● PROBLEM: Please transcribe the records precisely; pictures stay out of your copy.

** BEGIN DATA FOR THIS TASK **

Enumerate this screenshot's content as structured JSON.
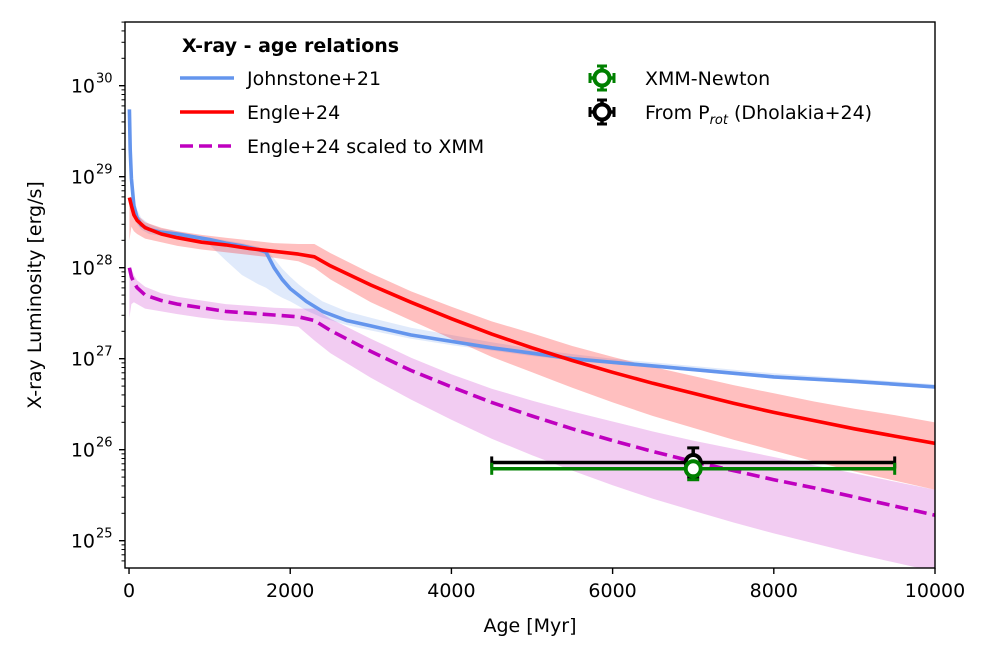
{
  "chart_data": {
    "type": "line",
    "xlabel": "Age [Myr]",
    "ylabel": "X-ray Luminosity [erg/s]",
    "xlim": [
      -50,
      10000
    ],
    "ylim_log10": [
      24.7,
      30.7
    ],
    "yscale": "log",
    "grid": false,
    "x_ticks": [
      0,
      2000,
      4000,
      6000,
      8000,
      10000
    ],
    "x_tick_labels": [
      "0",
      "2000",
      "4000",
      "6000",
      "8000",
      "10000"
    ],
    "y_ticks_log10": [
      25,
      26,
      27,
      28,
      29,
      30
    ],
    "y_tick_labels": [
      {
        "base": "10",
        "exp": "25"
      },
      {
        "base": "10",
        "exp": "26"
      },
      {
        "base": "10",
        "exp": "27"
      },
      {
        "base": "10",
        "exp": "28"
      },
      {
        "base": "10",
        "exp": "29"
      },
      {
        "base": "10",
        "exp": "30"
      }
    ],
    "legend": {
      "title": "X-ray - age relations",
      "placement": "top-left",
      "left_entries": [
        {
          "label": "Johnstone+21",
          "color": "#6495ed",
          "style": "solid"
        },
        {
          "label": "Engle+24",
          "color": "#ff0000",
          "style": "solid"
        },
        {
          "label": "Engle+24 scaled to XMM",
          "color": "#bf00bf",
          "style": "dashed"
        }
      ],
      "right_entries": [
        {
          "label": "XMM-Newton",
          "color": "#008000",
          "marker": "errorbar"
        },
        {
          "label_main": "From P",
          "label_sub": "rot",
          "label_tail": " (Dholakia+24)",
          "color": "#000000",
          "marker": "errorbar"
        }
      ]
    },
    "series": [
      {
        "name": "Johnstone+21",
        "color": "#6495ed",
        "x": [
          5,
          15,
          30,
          60,
          100,
          150,
          250,
          400,
          600,
          800,
          1000,
          1200,
          1400,
          1600,
          1700,
          1800,
          1900,
          2000,
          2100,
          2200,
          2400,
          2700,
          3000,
          3500,
          4000,
          4500,
          5000,
          5500,
          6000,
          7000,
          8000,
          9000,
          10000
        ],
        "y": [
          29.74,
          29.3,
          28.98,
          28.68,
          28.55,
          28.47,
          28.42,
          28.39,
          28.37,
          28.34,
          28.31,
          28.27,
          28.24,
          28.2,
          28.17,
          28.0,
          27.87,
          27.77,
          27.7,
          27.63,
          27.52,
          27.42,
          27.36,
          27.26,
          27.19,
          27.12,
          27.06,
          27.0,
          26.96,
          26.88,
          26.8,
          26.75,
          26.69
        ],
        "band_upper": [
          29.74,
          29.3,
          29.05,
          28.78,
          28.64,
          28.55,
          28.48,
          28.43,
          28.4,
          28.36,
          28.33,
          28.3,
          28.27,
          28.23,
          28.2,
          28.1,
          27.99,
          27.9,
          27.82,
          27.75,
          27.63,
          27.52,
          27.45,
          27.34,
          27.26,
          27.18,
          27.11,
          27.05,
          27.0,
          26.92,
          26.84,
          26.78,
          26.72
        ],
        "band_lower": [
          29.74,
          29.3,
          28.9,
          28.6,
          28.48,
          28.42,
          28.37,
          28.35,
          28.33,
          28.3,
          28.25,
          28.08,
          27.92,
          27.82,
          27.78,
          27.72,
          27.67,
          27.63,
          27.58,
          27.53,
          27.45,
          27.37,
          27.31,
          27.22,
          27.15,
          27.09,
          27.03,
          26.98,
          26.94,
          26.86,
          26.78,
          26.73,
          26.67
        ]
      },
      {
        "name": "Engle+24",
        "color": "#ff0000",
        "x": [
          5,
          30,
          60,
          100,
          200,
          400,
          600,
          900,
          1200,
          1500,
          1800,
          2100,
          2300,
          2500,
          3000,
          3500,
          4000,
          4500,
          5000,
          5500,
          6000,
          6500,
          7000,
          7500,
          8000,
          8500,
          9000,
          9500,
          10000
        ],
        "y": [
          28.77,
          28.68,
          28.58,
          28.52,
          28.44,
          28.37,
          28.33,
          28.28,
          28.25,
          28.21,
          28.18,
          28.15,
          28.12,
          28.02,
          27.81,
          27.62,
          27.44,
          27.27,
          27.12,
          26.98,
          26.85,
          26.73,
          26.62,
          26.51,
          26.41,
          26.32,
          26.23,
          26.15,
          26.07
        ],
        "band_upper": [
          28.77,
          28.73,
          28.64,
          28.58,
          28.5,
          28.44,
          28.4,
          28.36,
          28.33,
          28.3,
          28.27,
          28.26,
          28.26,
          28.16,
          27.94,
          27.74,
          27.57,
          27.41,
          27.28,
          27.14,
          27.02,
          26.91,
          26.81,
          26.71,
          26.62,
          26.53,
          26.45,
          26.38,
          26.3
        ],
        "band_lower": [
          28.3,
          28.45,
          28.4,
          28.37,
          28.32,
          28.28,
          28.24,
          28.2,
          28.17,
          28.14,
          28.11,
          28.07,
          28.0,
          27.87,
          27.62,
          27.42,
          27.22,
          27.02,
          26.85,
          26.68,
          26.52,
          26.37,
          26.24,
          26.11,
          25.99,
          25.87,
          25.76,
          25.66,
          25.56
        ]
      },
      {
        "name": "Engle+24 scaled to XMM",
        "color": "#bf00bf",
        "dashed": true,
        "x": [
          5,
          30,
          60,
          100,
          200,
          400,
          600,
          900,
          1200,
          1500,
          1800,
          2100,
          2300,
          2500,
          3000,
          3500,
          4000,
          4500,
          5000,
          5500,
          6000,
          6500,
          7000,
          7500,
          8000,
          8500,
          9000,
          9500,
          10000
        ],
        "y": [
          28.0,
          27.9,
          27.84,
          27.78,
          27.7,
          27.64,
          27.6,
          27.56,
          27.52,
          27.5,
          27.48,
          27.46,
          27.42,
          27.31,
          27.08,
          26.87,
          26.69,
          26.52,
          26.37,
          26.23,
          26.1,
          25.98,
          25.87,
          25.77,
          25.67,
          25.58,
          25.48,
          25.38,
          25.28
        ],
        "band_upper": [
          28.0,
          27.99,
          27.92,
          27.86,
          27.79,
          27.72,
          27.68,
          27.64,
          27.6,
          27.58,
          27.56,
          27.55,
          27.55,
          27.44,
          27.22,
          27.01,
          26.83,
          26.67,
          26.54,
          26.42,
          26.31,
          26.2,
          26.1,
          26.01,
          25.92,
          25.83,
          25.74,
          25.65,
          25.56
        ],
        "band_lower": [
          27.45,
          27.6,
          27.62,
          27.6,
          27.55,
          27.52,
          27.49,
          27.45,
          27.42,
          27.4,
          27.38,
          27.35,
          27.2,
          27.06,
          26.79,
          26.55,
          26.33,
          26.12,
          25.94,
          25.77,
          25.61,
          25.46,
          25.33,
          25.2,
          25.08,
          24.97,
          24.86,
          24.76,
          24.66
        ]
      }
    ],
    "errorbar_points": [
      {
        "name": "XMM-Newton",
        "color": "#008000",
        "x": 7000,
        "xerr": [
          2500,
          2500
        ],
        "y": 25.79,
        "yerr_log10": [
          0.12,
          0.0
        ]
      },
      {
        "name": "From P_rot (Dholakia+24)",
        "color": "#000000",
        "x": 7000,
        "xerr": [
          2500,
          2500
        ],
        "y": 25.86,
        "yerr_log10": [
          0.16,
          0.16
        ]
      }
    ]
  }
}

** END DATA FOR THIS TASK **

● RESPONSE TO THIS EXERCISE:
Enumerate this screenshot's content as structured JSON.
{
  "chart_data": {
    "type": "line",
    "xlabel": "Age [Myr]",
    "ylabel": "X-ray Luminosity [erg/s]",
    "xlim": [
      -50,
      10000
    ],
    "ylim_log10": [
      24.7,
      30.7
    ],
    "yscale": "log",
    "grid": false,
    "x_ticks": [
      0,
      2000,
      4000,
      6000,
      8000,
      10000
    ],
    "x_tick_labels": [
      "0",
      "2000",
      "4000",
      "6000",
      "8000",
      "10000"
    ],
    "y_ticks_log10": [
      25,
      26,
      27,
      28,
      29,
      30
    ],
    "y_tick_labels": [
      {
        "base": "10",
        "exp": "25"
      },
      {
        "base": "10",
        "exp": "26"
      },
      {
        "base": "10",
        "exp": "27"
      },
      {
        "base": "10",
        "exp": "28"
      },
      {
        "base": "10",
        "exp": "29"
      },
      {
        "base": "10",
        "exp": "30"
      }
    ],
    "legend": {
      "title": "X-ray - age relations",
      "placement": "top-left",
      "left_entries": [
        {
          "label": "Johnstone+21",
          "color": "#6495ed",
          "style": "solid"
        },
        {
          "label": "Engle+24",
          "color": "#ff0000",
          "style": "solid"
        },
        {
          "label": "Engle+24 scaled to XMM",
          "color": "#bf00bf",
          "style": "dashed"
        }
      ],
      "right_entries": [
        {
          "label": "XMM-Newton",
          "color": "#008000",
          "marker": "errorbar"
        },
        {
          "label_main": "From P",
          "label_sub": "rot",
          "label_tail": " (Dholakia+24)",
          "color": "#000000",
          "marker": "errorbar"
        }
      ]
    },
    "series": [
      {
        "name": "Johnstone+21",
        "color": "#6495ed",
        "x": [
          5,
          15,
          30,
          60,
          100,
          150,
          250,
          400,
          600,
          800,
          1000,
          1200,
          1400,
          1600,
          1700,
          1800,
          1900,
          2000,
          2100,
          2200,
          2400,
          2700,
          3000,
          3500,
          4000,
          4500,
          5000,
          5500,
          6000,
          7000,
          8000,
          9000,
          10000
        ],
        "y": [
          29.74,
          29.3,
          28.98,
          28.68,
          28.55,
          28.47,
          28.42,
          28.39,
          28.37,
          28.34,
          28.31,
          28.27,
          28.24,
          28.2,
          28.17,
          28.0,
          27.87,
          27.77,
          27.7,
          27.63,
          27.52,
          27.42,
          27.36,
          27.26,
          27.19,
          27.12,
          27.06,
          27.0,
          26.96,
          26.88,
          26.8,
          26.75,
          26.69
        ],
        "band_upper": [
          29.74,
          29.3,
          29.05,
          28.78,
          28.64,
          28.55,
          28.48,
          28.43,
          28.4,
          28.36,
          28.33,
          28.3,
          28.27,
          28.23,
          28.2,
          28.1,
          27.99,
          27.9,
          27.82,
          27.75,
          27.63,
          27.52,
          27.45,
          27.34,
          27.26,
          27.18,
          27.11,
          27.05,
          27.0,
          26.92,
          26.84,
          26.78,
          26.72
        ],
        "band_lower": [
          29.74,
          29.3,
          28.9,
          28.6,
          28.48,
          28.42,
          28.37,
          28.35,
          28.33,
          28.3,
          28.25,
          28.08,
          27.92,
          27.82,
          27.78,
          27.72,
          27.67,
          27.63,
          27.58,
          27.53,
          27.45,
          27.37,
          27.31,
          27.22,
          27.15,
          27.09,
          27.03,
          26.98,
          26.94,
          26.86,
          26.78,
          26.73,
          26.67
        ]
      },
      {
        "name": "Engle+24",
        "color": "#ff0000",
        "x": [
          5,
          30,
          60,
          100,
          200,
          400,
          600,
          900,
          1200,
          1500,
          1800,
          2100,
          2300,
          2500,
          3000,
          3500,
          4000,
          4500,
          5000,
          5500,
          6000,
          6500,
          7000,
          7500,
          8000,
          8500,
          9000,
          9500,
          10000
        ],
        "y": [
          28.77,
          28.68,
          28.58,
          28.52,
          28.44,
          28.37,
          28.33,
          28.28,
          28.25,
          28.21,
          28.18,
          28.15,
          28.12,
          28.02,
          27.81,
          27.62,
          27.44,
          27.27,
          27.12,
          26.98,
          26.85,
          26.73,
          26.62,
          26.51,
          26.41,
          26.32,
          26.23,
          26.15,
          26.07
        ],
        "band_upper": [
          28.77,
          28.73,
          28.64,
          28.58,
          28.5,
          28.44,
          28.4,
          28.36,
          28.33,
          28.3,
          28.27,
          28.26,
          28.26,
          28.16,
          27.94,
          27.74,
          27.57,
          27.41,
          27.28,
          27.14,
          27.02,
          26.91,
          26.81,
          26.71,
          26.62,
          26.53,
          26.45,
          26.38,
          26.3
        ],
        "band_lower": [
          28.3,
          28.45,
          28.4,
          28.37,
          28.32,
          28.28,
          28.24,
          28.2,
          28.17,
          28.14,
          28.11,
          28.07,
          28.0,
          27.87,
          27.62,
          27.42,
          27.22,
          27.02,
          26.85,
          26.68,
          26.52,
          26.37,
          26.24,
          26.11,
          25.99,
          25.87,
          25.76,
          25.66,
          25.56
        ]
      },
      {
        "name": "Engle+24 scaled to XMM",
        "color": "#bf00bf",
        "dashed": true,
        "x": [
          5,
          30,
          60,
          100,
          200,
          400,
          600,
          900,
          1200,
          1500,
          1800,
          2100,
          2300,
          2500,
          3000,
          3500,
          4000,
          4500,
          5000,
          5500,
          6000,
          6500,
          7000,
          7500,
          8000,
          8500,
          9000,
          9500,
          10000
        ],
        "y": [
          28.0,
          27.9,
          27.84,
          27.78,
          27.7,
          27.64,
          27.6,
          27.56,
          27.52,
          27.5,
          27.48,
          27.46,
          27.42,
          27.31,
          27.08,
          26.87,
          26.69,
          26.52,
          26.37,
          26.23,
          26.1,
          25.98,
          25.87,
          25.77,
          25.67,
          25.58,
          25.48,
          25.38,
          25.28
        ],
        "band_upper": [
          28.0,
          27.99,
          27.92,
          27.86,
          27.79,
          27.72,
          27.68,
          27.64,
          27.6,
          27.58,
          27.56,
          27.55,
          27.55,
          27.44,
          27.22,
          27.01,
          26.83,
          26.67,
          26.54,
          26.42,
          26.31,
          26.2,
          26.1,
          26.01,
          25.92,
          25.83,
          25.74,
          25.65,
          25.56
        ],
        "band_lower": [
          27.45,
          27.6,
          27.62,
          27.6,
          27.55,
          27.52,
          27.49,
          27.45,
          27.42,
          27.4,
          27.38,
          27.35,
          27.2,
          27.06,
          26.79,
          26.55,
          26.33,
          26.12,
          25.94,
          25.77,
          25.61,
          25.46,
          25.33,
          25.2,
          25.08,
          24.97,
          24.86,
          24.76,
          24.66
        ]
      }
    ],
    "errorbar_points": [
      {
        "name": "XMM-Newton",
        "color": "#008000",
        "x": 7000,
        "xerr": [
          2500,
          2500
        ],
        "y": 25.79,
        "yerr_log10": [
          0.12,
          0.0
        ]
      },
      {
        "name": "From P_rot (Dholakia+24)",
        "color": "#000000",
        "x": 7000,
        "xerr": [
          2500,
          2500
        ],
        "y": 25.86,
        "yerr_log10": [
          0.16,
          0.16
        ]
      }
    ]
  }
}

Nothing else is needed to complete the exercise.